[Exercise data]:
◇ ◇ ◇ ◇
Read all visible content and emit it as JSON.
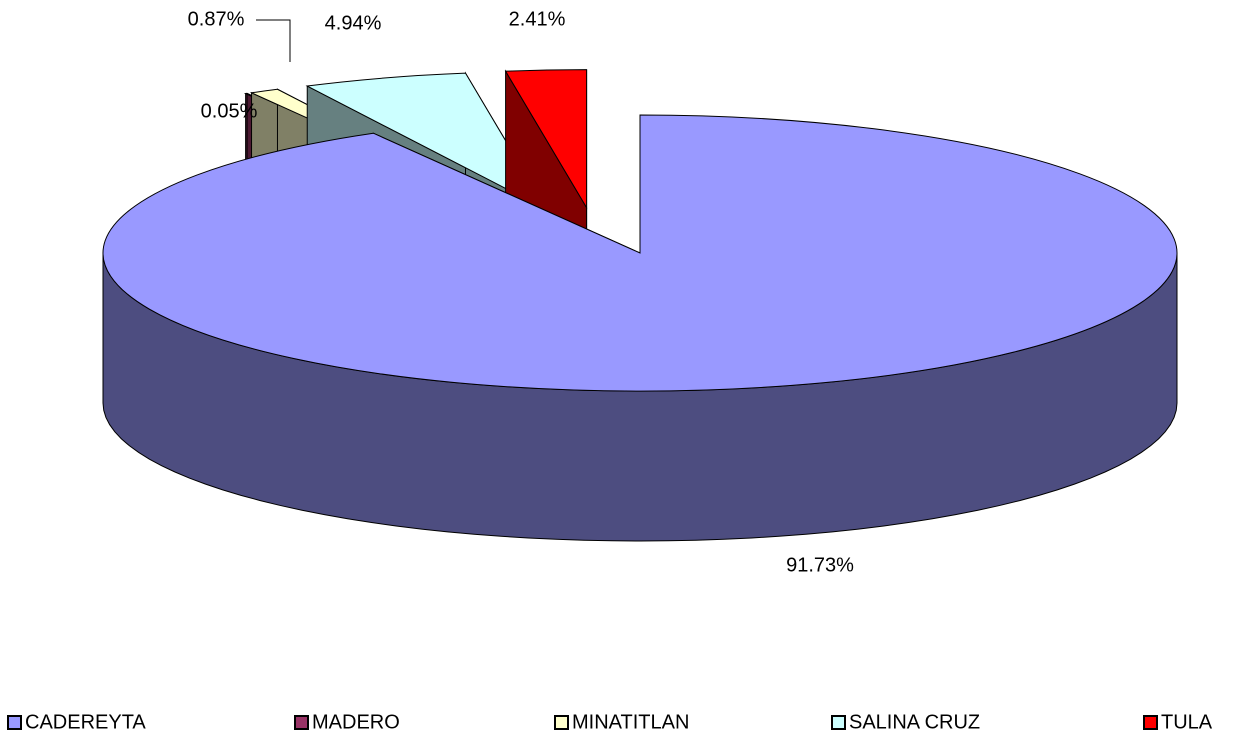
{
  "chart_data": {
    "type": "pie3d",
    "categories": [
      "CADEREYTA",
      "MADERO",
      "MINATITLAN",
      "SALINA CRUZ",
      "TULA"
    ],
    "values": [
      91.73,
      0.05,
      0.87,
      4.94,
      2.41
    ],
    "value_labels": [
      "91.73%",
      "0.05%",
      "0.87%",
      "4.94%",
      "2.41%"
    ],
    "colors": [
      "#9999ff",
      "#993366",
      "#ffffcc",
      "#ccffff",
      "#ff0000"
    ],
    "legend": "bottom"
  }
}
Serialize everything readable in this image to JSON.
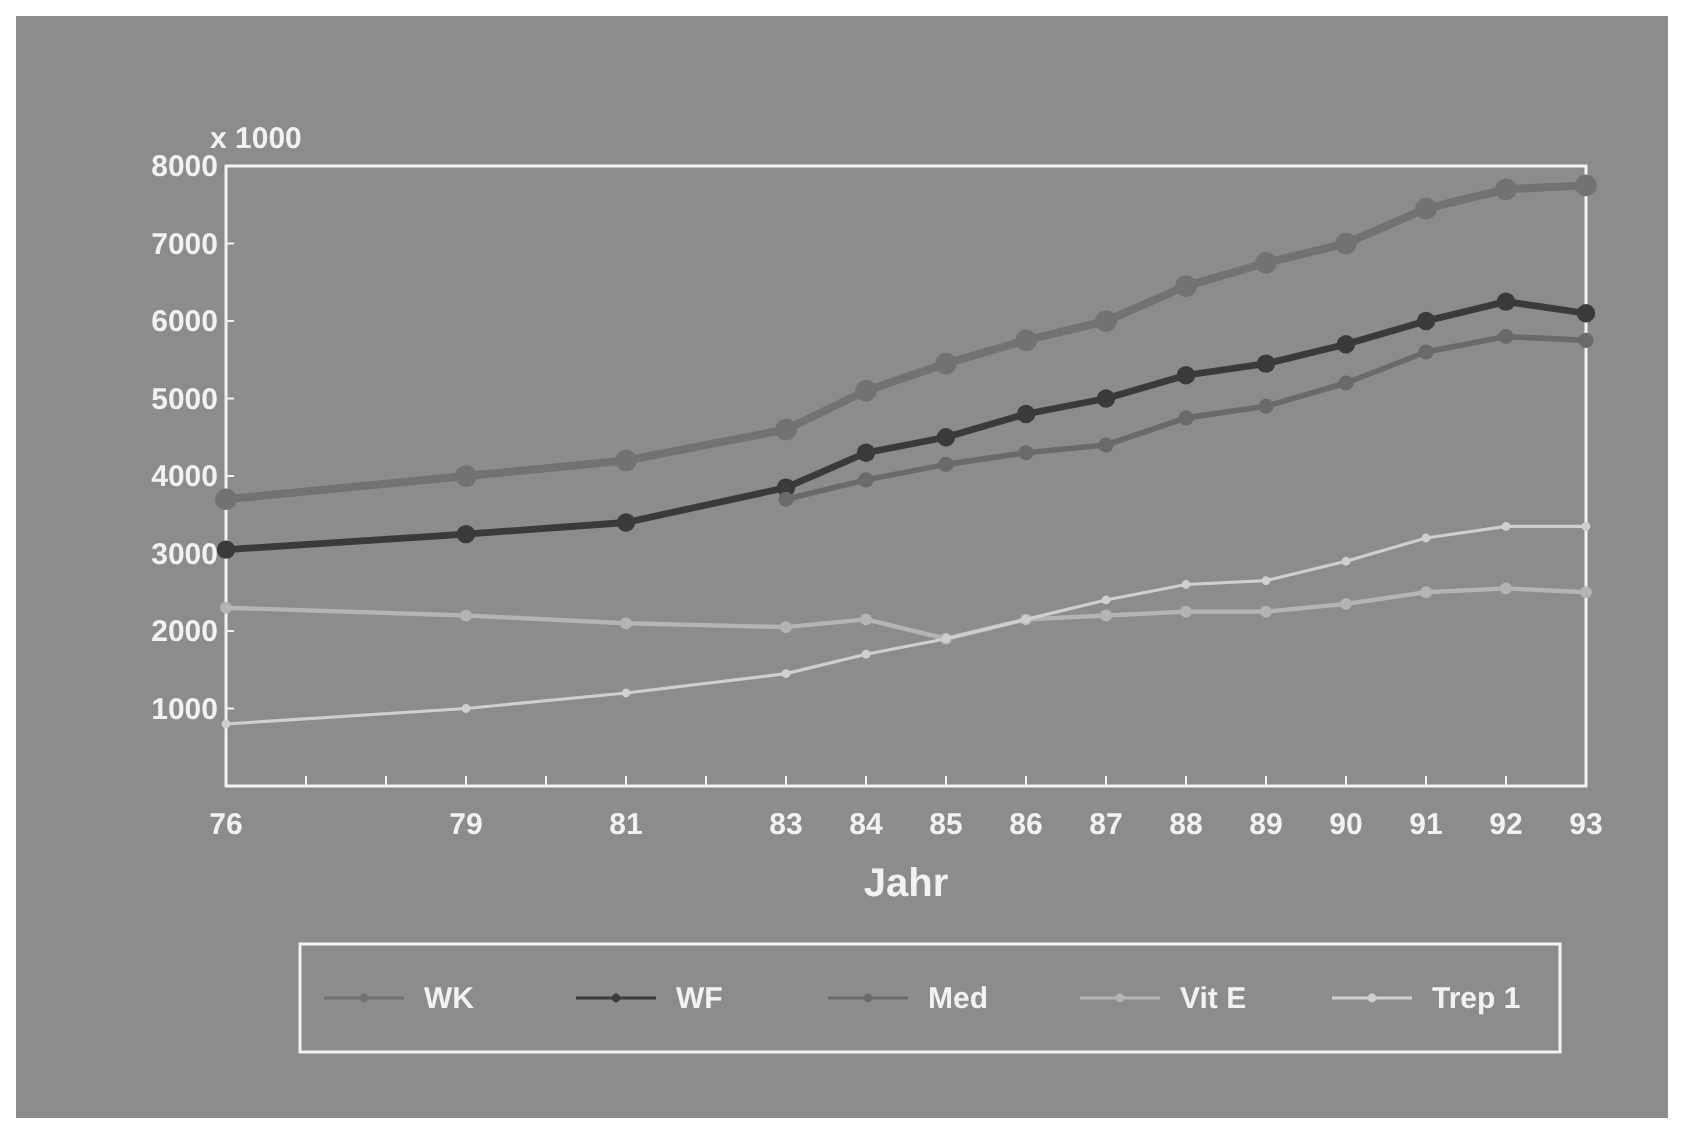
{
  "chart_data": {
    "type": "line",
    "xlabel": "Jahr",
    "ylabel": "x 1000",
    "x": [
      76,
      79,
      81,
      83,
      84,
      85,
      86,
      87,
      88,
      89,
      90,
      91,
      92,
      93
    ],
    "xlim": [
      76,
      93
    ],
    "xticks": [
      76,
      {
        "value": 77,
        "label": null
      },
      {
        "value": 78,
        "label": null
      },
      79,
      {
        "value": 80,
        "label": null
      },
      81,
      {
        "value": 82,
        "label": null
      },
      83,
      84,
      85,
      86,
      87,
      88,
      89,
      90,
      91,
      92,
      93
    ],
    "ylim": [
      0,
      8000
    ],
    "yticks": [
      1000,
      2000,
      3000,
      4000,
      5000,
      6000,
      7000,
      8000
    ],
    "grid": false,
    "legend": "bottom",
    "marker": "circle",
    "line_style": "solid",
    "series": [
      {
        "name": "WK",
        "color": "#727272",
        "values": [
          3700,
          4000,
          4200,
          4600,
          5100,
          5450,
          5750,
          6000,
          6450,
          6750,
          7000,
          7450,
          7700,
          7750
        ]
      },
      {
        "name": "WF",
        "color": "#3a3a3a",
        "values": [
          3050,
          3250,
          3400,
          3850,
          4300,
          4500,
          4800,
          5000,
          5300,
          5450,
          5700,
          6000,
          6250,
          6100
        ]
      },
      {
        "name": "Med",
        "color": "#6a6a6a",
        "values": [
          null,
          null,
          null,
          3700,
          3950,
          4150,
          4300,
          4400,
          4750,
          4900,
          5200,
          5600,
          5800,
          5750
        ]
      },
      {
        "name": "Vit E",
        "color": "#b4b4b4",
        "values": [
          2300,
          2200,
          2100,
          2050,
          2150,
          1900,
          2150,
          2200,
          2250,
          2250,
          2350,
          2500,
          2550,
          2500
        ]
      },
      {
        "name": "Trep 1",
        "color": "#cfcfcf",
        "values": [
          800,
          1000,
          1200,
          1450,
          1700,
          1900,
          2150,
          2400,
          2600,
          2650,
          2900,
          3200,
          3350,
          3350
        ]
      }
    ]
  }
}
◇ ◇ ◇ ◇
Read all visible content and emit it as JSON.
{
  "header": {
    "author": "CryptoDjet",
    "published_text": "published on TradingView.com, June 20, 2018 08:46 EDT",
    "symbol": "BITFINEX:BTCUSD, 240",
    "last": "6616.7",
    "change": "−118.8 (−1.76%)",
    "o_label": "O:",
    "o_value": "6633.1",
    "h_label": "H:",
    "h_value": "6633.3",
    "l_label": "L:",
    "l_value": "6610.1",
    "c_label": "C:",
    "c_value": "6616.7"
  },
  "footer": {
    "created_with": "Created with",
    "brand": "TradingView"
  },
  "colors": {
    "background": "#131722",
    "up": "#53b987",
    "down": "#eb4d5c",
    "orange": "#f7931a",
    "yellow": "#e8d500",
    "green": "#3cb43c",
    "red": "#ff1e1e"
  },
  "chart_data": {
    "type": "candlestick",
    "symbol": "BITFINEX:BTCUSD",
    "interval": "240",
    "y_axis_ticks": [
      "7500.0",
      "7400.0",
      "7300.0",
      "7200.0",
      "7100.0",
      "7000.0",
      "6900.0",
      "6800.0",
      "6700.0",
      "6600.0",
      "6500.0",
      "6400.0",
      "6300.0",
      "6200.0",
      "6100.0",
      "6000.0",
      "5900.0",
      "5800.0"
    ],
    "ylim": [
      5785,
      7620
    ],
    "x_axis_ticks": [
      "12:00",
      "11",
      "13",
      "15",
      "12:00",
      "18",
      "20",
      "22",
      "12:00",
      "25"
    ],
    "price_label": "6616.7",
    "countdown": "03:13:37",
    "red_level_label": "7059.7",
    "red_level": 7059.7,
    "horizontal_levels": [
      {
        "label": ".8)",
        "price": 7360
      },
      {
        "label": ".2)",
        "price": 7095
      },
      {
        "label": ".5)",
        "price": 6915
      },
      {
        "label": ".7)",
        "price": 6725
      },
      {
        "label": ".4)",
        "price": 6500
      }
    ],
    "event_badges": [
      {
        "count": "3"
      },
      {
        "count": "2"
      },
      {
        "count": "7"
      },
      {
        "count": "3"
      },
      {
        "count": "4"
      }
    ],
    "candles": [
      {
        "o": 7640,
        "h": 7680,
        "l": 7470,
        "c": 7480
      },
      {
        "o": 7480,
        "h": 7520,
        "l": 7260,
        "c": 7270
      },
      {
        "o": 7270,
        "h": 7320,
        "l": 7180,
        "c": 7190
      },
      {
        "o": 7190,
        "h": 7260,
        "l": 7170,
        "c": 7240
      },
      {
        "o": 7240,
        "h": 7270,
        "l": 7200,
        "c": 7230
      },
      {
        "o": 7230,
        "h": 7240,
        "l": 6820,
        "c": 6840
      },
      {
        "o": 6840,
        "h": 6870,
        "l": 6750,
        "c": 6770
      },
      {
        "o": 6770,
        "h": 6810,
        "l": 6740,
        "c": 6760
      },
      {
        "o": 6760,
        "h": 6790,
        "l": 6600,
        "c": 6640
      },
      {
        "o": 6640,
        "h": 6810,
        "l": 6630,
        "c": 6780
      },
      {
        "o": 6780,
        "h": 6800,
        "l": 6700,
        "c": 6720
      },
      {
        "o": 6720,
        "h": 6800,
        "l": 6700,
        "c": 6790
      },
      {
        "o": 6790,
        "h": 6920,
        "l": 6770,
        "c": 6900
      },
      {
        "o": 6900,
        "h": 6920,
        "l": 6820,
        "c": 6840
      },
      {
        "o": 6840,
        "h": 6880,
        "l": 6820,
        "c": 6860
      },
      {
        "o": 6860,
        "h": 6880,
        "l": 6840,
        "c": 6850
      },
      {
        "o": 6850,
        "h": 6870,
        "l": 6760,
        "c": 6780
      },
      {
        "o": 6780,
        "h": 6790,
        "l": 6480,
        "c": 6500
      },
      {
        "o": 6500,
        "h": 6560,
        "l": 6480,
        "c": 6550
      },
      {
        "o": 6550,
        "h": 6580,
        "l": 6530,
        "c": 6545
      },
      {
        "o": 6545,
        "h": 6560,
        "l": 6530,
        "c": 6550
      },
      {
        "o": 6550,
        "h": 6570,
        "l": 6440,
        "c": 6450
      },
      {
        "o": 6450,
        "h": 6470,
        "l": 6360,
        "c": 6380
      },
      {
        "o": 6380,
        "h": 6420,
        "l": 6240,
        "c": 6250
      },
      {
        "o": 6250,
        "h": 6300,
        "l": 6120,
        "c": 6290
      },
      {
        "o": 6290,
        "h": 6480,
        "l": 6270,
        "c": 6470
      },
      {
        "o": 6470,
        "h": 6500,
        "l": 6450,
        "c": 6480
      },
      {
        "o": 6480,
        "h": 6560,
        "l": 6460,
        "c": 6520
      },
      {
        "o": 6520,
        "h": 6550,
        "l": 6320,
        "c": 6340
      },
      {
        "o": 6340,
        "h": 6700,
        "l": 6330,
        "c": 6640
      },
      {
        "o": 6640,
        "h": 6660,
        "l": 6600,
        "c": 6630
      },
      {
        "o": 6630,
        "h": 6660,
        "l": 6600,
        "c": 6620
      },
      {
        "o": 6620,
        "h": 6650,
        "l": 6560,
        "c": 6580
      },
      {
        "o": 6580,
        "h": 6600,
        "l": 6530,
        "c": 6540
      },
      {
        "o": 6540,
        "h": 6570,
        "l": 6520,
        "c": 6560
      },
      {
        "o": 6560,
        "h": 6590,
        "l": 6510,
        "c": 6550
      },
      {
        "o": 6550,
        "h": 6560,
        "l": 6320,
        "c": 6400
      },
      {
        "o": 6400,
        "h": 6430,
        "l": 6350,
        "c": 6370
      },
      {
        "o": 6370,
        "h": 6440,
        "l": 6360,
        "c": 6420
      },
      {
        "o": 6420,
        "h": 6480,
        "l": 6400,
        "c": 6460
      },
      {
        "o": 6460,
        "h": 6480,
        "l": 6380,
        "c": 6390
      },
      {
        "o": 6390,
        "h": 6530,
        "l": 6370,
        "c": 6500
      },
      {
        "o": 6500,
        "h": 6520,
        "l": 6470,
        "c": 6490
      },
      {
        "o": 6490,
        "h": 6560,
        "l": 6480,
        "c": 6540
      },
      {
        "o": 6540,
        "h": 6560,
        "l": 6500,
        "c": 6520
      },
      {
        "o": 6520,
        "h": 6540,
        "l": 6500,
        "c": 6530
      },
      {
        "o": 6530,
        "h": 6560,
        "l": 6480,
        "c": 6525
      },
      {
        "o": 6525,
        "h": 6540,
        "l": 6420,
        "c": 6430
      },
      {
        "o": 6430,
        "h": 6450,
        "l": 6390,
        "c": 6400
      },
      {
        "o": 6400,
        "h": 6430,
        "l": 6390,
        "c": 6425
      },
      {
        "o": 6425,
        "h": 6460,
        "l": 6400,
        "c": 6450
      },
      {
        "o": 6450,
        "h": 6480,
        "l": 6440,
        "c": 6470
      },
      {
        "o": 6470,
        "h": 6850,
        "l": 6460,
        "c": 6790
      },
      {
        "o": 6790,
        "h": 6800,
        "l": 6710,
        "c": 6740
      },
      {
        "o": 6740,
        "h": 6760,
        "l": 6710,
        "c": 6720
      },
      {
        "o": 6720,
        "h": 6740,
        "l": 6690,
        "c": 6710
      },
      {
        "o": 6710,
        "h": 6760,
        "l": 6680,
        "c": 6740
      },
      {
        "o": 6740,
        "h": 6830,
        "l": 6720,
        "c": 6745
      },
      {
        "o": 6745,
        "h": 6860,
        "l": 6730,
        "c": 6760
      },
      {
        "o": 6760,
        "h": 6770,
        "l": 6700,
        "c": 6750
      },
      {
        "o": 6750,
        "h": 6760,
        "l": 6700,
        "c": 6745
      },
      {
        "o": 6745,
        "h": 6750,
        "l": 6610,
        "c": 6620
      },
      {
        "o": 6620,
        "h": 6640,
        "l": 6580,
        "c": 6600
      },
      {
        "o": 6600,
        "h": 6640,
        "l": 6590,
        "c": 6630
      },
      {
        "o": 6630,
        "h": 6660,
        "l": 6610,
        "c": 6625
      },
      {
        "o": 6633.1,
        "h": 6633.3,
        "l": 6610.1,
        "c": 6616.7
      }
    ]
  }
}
◇ ◇ ◇ ◇
[Work to do]: Whenever "BTCUSD" turns up in a line, pick that line out.

[The completed task]:
    "symbol": "BITFINEX:BTCUSD, 240",
    "symbol": "BITFINEX:BTCUSD",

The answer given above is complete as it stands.